AIM OF THE TASK
Return all of the data exactly, with nothing left out but the pictures.

DATASET EXTRACT
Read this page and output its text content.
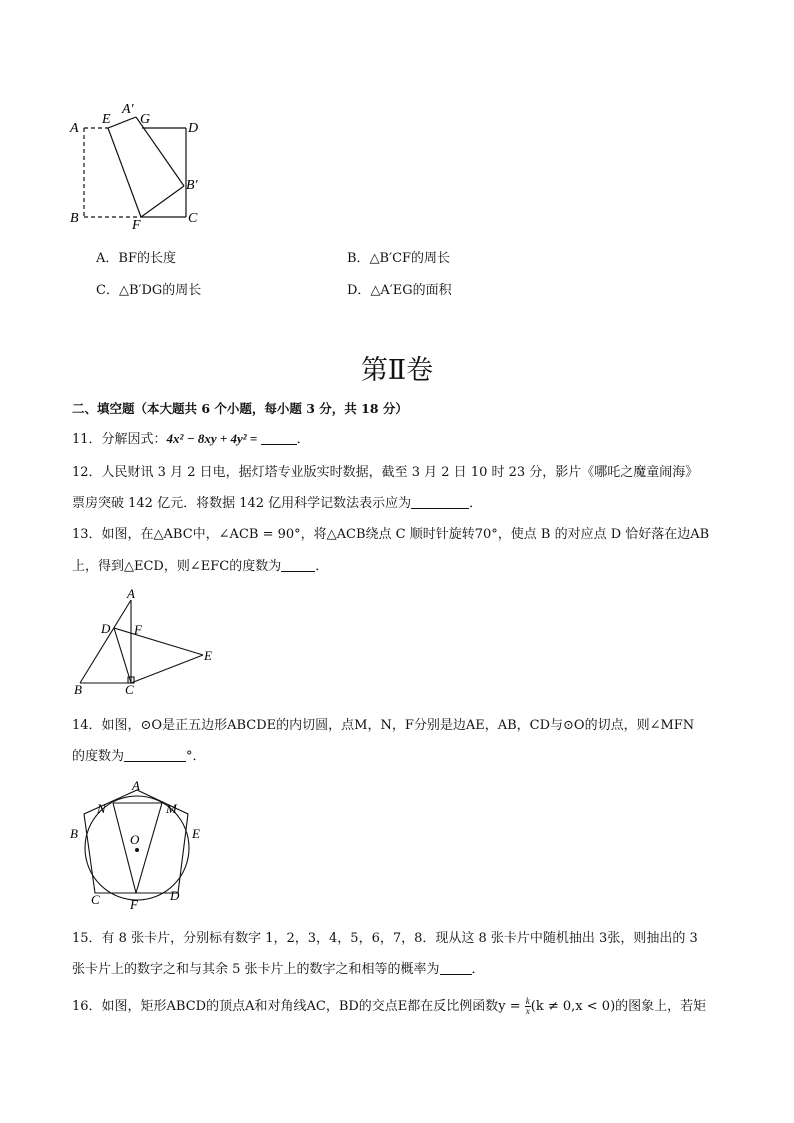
A
E
A′
G
D
B′
B	F	C
A．BF的长度	B．△B′CF的周长
C．△B′DG的周长	D．△A′EG的面积
第Ⅱ卷
二、填空题（本大题共 6 个小题，每小题 3 分，共 18 分）
11．分解因式：4x² − 8xy + 4y² =	．
12．人民财讯 3 月 2 日电，据灯塔专业版实时数据，截至 3 月 2 日 10 时 23 分，影片《哪吒之魔童闹海》
票房突破 142 亿元．将数据 142 亿用科学记数法表示应为	．
13．如图，在△ABC中，∠ACB = 90°，将△ACB绕点 C 顺时针旋转70°，使点 B 的对应点 D 恰好落在边AB
上，得到△ECD，则∠EFC的度数为	．
A
D F
E
B	C
14．如图，⊙O是正五边形ABCDE的内切圆，点M，N，F分别是边AE，AB，CD与⊙O的切点，则∠MFN
的度数为	°．
A
N	M
B	O	E
C F
D
15．有 8 张卡片，分别标有数字 1，2，3，4，5，6，7，8．现从这 8 张卡片中随机抽出 3张，则抽出的 3
张卡片上的数字之和与其余 5 张卡片上的数字之和相等的概率为 ．
16．如图，矩形ABCD的顶点A和对角线AC，BD的交点E都在反比例函数$y = \frac{k}{x} (k \ne 0,x < 0)$的图象上，若矩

COMPLETE RESPONSE
Read this page and output its text content.
A
E
A′
G
D
B′
B	F	C
A．BF的长度	B．△B′CF的周长
C．△B′DG的周长	D．△A′EG的面积
第Ⅱ卷
二、填空题（本大题共 6 个小题，每小题 3 分，共 18 分）
11．分解因式：4x² − 8xy + 4y² =	．
12．人民财讯 3 月 2 日电，据灯塔专业版实时数据，截至 3 月 2 日 10 时 23 分，影片《哪吒之魔童闹海》
票房突破 142 亿元．将数据 142 亿用科学记数法表示应为	．
13．如图，在△ABC中，∠ACB = 90°，将△ACB绕点 C 顺时针旋转70°，使点 B 的对应点 D 恰好落在边AB
上，得到△ECD，则∠EFC的度数为	．
A
D F
E
B	C
14．如图，⊙O是正五边形ABCDE的内切圆，点M，N，F分别是边AE，AB，CD与⊙O的切点，则∠MFN
的度数为	°．
A
N	M
B	O	E
C F
D
15．有 8 张卡片，分别标有数字 1，2，3，4，5，6，7，8．现从这 8 张卡片中随机抽出 3张，则抽出的 3
张卡片上的数字之和与其余 5 张卡片上的数字之和相等的概率为 ．
16．如图，矩形ABCD的顶点A和对角线AC，BD的交点E都在反比例函数$y = \frac{k}{x} (k \ne 0,x < 0)$的图象上，若矩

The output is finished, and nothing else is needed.